DIRECTIVES:
1. In the review below, list the adjectives the writer uses to describe the lecture in the sentence that begins "That said."
2. According to the review below, who suggested that the documentary could be read as one of the best campaign films ever made?

Gore

No, not another post on violence. I saw An Inconvenient Truth last evening, and it’s a pretty damn good documentary. Admittedly, I kind of enjoy well-spun, finely-crafted talking-head documentaries, and this is essentially one guy on a stage doing a very fine power-point/multi-media presentation. That said, with a generally-refined sense of how to “open” up the lecture, the lecture is smart, witty, engaging, challenging. I think it’s a helluva good introductory argument about global warming, but it’s also just a fine documentary about a subject by an expert.

Now, that expert happens to be an ex-Veep, famous for having been displaced from the Presidency. So the film, if read on its aesthetics, loses some energy as it too often segues into filmed segments wherein Gore visits home, reflects upon personal experiences, stares into the middle-distance thoughtfully. These were far less artful than the rest of the doc, and aesthetically tended to grind down the intense momentum of the presentation. Even more aggravating (and seemingly flat pointless) were endless shots from behind Gore, as he walked through airports, on to and off of stages, etc. [Side note: Gore has a very rectangular body.] Why is it all there? It bothered me, and I thought a great documentary could have been made with some trimming and discipline.

But on the way home my friend noted that he thought it could be read as one of the best campaign films ever made. I.e., if we watch the movie imagining that Gore is a potential candidate for an ’08 run at the presidency…. well, suddenly the personal “digressions” become part of a (surprisingly) attractive electoral package — a reflective, emotional, damned articulate, often witty individual; instead of a film about Global Warming, it could be read as a film about a guy who can get us to do something about global warming, who can define and sell this important issue, etc. (And all those tracking shots are necessary “reality effects”: look how tirelessly this guy works, look at him travel without entourage from small audience to small audience, look how passionate and selfless and …..)

I’ll admit: I could vote for this guy. As angry as his mishandling of the 2000 campaign made me, I could imagine this Gore–nuanced, smart but never condescending, forceful rather than cautious, self-deprecating and rarely self-serious–as a welcome force in the next few years’ debates.

But to return to the flick: even if you hate the thought of candidate Gore, or of that whole political rigmarole coming up yet again, this is a good film, not just the “important” one being anointed by critics.

10 thoughts on “Gore”

DATASET EXTRACT:
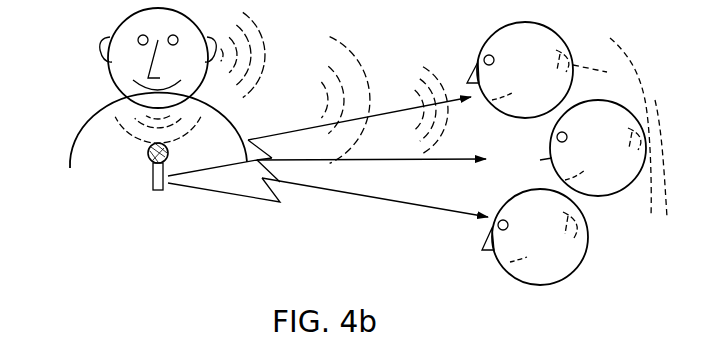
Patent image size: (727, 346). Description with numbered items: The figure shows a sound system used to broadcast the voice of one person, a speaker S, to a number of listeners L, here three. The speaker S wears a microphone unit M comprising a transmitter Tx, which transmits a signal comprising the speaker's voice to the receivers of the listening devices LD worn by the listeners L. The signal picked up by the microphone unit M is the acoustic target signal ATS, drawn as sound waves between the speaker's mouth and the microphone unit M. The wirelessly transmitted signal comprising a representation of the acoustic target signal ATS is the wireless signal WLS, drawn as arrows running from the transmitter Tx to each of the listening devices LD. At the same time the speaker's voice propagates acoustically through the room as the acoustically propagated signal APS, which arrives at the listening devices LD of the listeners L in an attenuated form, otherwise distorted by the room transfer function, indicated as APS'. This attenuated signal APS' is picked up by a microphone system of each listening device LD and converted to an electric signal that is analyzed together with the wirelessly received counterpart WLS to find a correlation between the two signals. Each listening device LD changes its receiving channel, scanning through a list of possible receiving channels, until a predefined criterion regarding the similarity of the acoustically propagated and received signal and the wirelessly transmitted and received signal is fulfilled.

THE SOLUTIONS:
1. smart, witty, engaging, challenging

2. The writer's friend suggested it, on the way home from the film.